— Start of TASK MATERIAL —

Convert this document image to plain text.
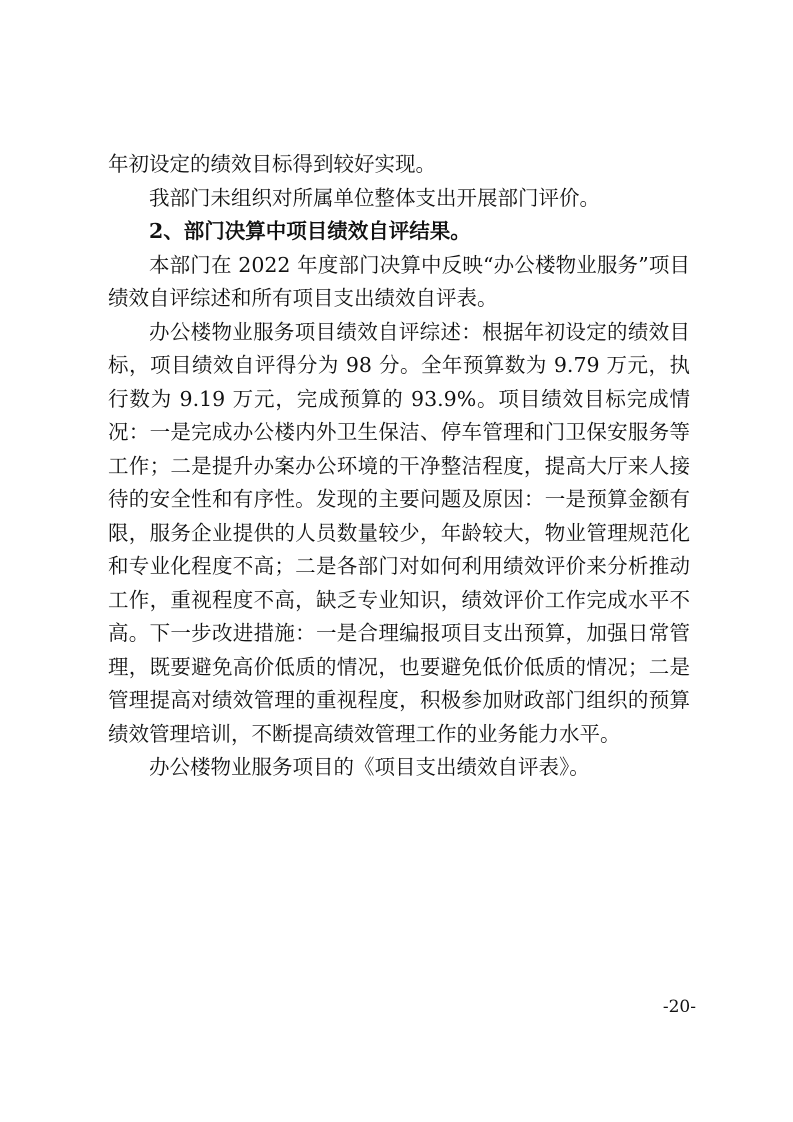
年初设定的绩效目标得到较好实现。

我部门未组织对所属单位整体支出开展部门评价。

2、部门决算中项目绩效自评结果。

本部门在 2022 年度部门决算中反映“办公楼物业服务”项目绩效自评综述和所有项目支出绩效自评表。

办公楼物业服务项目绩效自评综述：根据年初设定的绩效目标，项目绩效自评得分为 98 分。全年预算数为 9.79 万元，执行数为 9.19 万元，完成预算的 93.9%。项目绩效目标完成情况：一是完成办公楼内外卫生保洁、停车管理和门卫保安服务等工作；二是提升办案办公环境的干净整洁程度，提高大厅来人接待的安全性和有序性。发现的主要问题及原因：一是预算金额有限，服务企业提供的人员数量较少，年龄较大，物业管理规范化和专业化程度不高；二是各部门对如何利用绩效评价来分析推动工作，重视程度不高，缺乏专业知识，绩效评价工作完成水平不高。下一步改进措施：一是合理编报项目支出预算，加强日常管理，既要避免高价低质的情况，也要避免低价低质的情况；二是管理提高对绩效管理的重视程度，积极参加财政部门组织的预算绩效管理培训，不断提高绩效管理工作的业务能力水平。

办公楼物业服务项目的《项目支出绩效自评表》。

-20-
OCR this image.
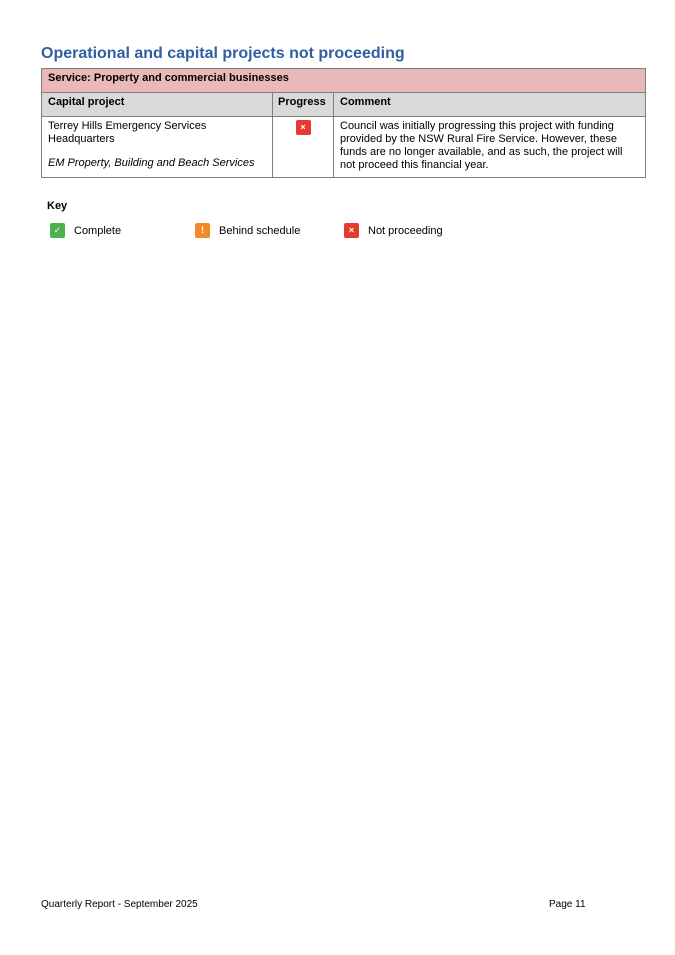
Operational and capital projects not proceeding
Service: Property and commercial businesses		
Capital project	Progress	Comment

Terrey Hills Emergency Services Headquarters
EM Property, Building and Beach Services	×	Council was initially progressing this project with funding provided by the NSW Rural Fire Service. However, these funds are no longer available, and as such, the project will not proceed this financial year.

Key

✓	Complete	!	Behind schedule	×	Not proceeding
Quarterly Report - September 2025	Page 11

— End of TASK MATERIAL —

REQUIREMENT — Write every record out again exactly; no pictures belong in the copy.

RESPONSE TO THIS TASK —
Convert this document image to plain text.
年初设定的绩效目标得到较好实现。

我部门未组织对所属单位整体支出开展部门评价。

2、部门决算中项目绩效自评结果。

本部门在 2022 年度部门决算中反映“办公楼物业服务”项目绩效自评综述和所有项目支出绩效自评表。

办公楼物业服务项目绩效自评综述：根据年初设定的绩效目标，项目绩效自评得分为 98 分。全年预算数为 9.79 万元，执行数为 9.19 万元，完成预算的 93.9%。项目绩效目标完成情况：一是完成办公楼内外卫生保洁、停车管理和门卫保安服务等工作；二是提升办案办公环境的干净整洁程度，提高大厅来人接待的安全性和有序性。发现的主要问题及原因：一是预算金额有限，服务企业提供的人员数量较少，年龄较大，物业管理规范化和专业化程度不高；二是各部门对如何利用绩效评价来分析推动工作，重视程度不高，缺乏专业知识，绩效评价工作完成水平不高。下一步改进措施：一是合理编报项目支出预算，加强日常管理，既要避免高价低质的情况，也要避免低价低质的情况；二是管理提高对绩效管理的重视程度，积极参加财政部门组织的预算绩效管理培训，不断提高绩效管理工作的业务能力水平。

办公楼物业服务项目的《项目支出绩效自评表》。

-20-
OCR this image.
Operational and capital projects not proceeding
Service: Property and commercial businesses		
Capital project	Progress	Comment

Terrey Hills Emergency Services Headquarters
EM Property, Building and Beach Services	×	Council was initially progressing this project with funding provided by the NSW Rural Fire Service. However, these funds are no longer available, and as such, the project will not proceed this financial year.

Key

✓	Complete	!	Behind schedule	×	Not proceeding
Quarterly Report - September 2025	Page 11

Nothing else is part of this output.